* [PROVIDED DATA]

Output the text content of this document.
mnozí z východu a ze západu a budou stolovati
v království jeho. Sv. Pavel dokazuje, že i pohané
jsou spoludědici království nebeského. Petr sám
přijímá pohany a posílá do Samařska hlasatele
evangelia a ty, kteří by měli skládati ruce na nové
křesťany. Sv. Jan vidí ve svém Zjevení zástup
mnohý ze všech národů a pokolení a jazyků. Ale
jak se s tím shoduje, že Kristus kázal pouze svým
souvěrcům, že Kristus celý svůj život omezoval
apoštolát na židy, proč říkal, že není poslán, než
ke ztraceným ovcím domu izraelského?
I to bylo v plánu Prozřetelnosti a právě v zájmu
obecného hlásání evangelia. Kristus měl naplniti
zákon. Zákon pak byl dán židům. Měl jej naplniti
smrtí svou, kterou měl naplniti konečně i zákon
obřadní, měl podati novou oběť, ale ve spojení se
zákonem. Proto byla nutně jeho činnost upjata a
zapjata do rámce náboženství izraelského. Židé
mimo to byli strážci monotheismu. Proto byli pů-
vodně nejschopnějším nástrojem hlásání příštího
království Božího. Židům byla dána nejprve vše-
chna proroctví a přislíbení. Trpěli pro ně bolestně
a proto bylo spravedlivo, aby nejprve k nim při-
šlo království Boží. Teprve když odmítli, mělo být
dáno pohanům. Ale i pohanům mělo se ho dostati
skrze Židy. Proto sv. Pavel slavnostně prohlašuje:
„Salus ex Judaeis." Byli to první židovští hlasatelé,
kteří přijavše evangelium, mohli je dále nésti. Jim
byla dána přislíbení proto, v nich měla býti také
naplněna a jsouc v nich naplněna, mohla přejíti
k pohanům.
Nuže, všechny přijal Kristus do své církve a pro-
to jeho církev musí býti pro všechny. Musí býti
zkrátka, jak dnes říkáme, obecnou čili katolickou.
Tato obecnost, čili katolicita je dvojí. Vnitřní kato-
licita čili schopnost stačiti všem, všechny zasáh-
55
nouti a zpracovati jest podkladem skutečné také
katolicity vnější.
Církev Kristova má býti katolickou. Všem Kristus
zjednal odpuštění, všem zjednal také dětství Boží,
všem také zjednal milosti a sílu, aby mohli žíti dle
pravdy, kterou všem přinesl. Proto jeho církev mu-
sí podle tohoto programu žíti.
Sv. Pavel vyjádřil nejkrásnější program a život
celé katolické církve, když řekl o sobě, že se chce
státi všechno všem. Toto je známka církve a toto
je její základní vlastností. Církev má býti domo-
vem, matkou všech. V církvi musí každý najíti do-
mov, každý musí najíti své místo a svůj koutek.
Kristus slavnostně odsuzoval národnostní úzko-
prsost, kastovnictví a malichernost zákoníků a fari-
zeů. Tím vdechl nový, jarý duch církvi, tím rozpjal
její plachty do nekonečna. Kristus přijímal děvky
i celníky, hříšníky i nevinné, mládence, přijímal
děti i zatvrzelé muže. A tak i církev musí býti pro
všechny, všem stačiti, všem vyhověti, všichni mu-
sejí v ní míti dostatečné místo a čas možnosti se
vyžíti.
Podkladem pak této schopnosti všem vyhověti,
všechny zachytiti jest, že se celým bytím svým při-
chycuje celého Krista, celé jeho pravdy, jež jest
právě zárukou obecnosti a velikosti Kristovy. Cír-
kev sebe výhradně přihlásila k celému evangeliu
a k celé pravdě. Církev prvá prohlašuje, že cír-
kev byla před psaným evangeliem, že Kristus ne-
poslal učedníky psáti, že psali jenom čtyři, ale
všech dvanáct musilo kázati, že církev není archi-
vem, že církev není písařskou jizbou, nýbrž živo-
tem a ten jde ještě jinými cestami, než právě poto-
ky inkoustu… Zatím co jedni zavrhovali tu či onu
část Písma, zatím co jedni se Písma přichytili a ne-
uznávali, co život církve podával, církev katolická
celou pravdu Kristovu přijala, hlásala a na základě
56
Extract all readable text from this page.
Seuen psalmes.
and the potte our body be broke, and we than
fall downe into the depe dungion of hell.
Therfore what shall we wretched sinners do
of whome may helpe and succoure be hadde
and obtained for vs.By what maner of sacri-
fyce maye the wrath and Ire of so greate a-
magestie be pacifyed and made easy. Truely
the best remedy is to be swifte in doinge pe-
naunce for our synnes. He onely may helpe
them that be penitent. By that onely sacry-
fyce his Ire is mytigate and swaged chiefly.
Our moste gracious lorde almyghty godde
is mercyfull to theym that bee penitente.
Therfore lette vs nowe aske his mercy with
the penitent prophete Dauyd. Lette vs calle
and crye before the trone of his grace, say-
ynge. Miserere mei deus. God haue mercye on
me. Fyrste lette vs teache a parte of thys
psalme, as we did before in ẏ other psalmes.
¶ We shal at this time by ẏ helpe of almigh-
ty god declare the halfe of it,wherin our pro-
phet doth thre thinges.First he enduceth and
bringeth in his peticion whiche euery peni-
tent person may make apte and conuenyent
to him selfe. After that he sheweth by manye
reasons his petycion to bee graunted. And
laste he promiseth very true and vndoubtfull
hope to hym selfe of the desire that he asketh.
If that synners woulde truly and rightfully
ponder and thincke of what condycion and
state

* [TO BE DONE] Each line in the listing above either holds the string "kterou" or does not; state how many do, giving the number only.

* [RESPONSE] 2